Directions for this task —
Find every line of the listing below where "estrutura" appears, and copy it.

::: Supplied data

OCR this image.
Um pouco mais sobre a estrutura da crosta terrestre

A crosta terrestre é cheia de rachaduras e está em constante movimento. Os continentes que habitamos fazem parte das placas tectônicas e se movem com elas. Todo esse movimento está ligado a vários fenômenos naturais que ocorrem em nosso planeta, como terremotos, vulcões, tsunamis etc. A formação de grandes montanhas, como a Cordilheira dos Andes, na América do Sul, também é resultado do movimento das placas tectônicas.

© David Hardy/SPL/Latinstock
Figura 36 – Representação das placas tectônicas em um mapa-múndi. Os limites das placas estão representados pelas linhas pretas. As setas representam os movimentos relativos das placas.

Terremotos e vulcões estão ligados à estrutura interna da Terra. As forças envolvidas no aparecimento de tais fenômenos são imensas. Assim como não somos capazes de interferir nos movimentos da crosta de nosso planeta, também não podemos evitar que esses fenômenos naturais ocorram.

::::::

Expected output —
Um pouco mais sobre a estrutura da crosta terrestre
Terremotos e vulcões estão ligados à estrutura interna da Terra. As forças envolvidas no aparecimento de tais fenômenos são imensas. Assim como não somos capazes de interferir nos movimentos da crosta de nosso planeta, também não podemos evitar que esses fenômenos naturais ocorram.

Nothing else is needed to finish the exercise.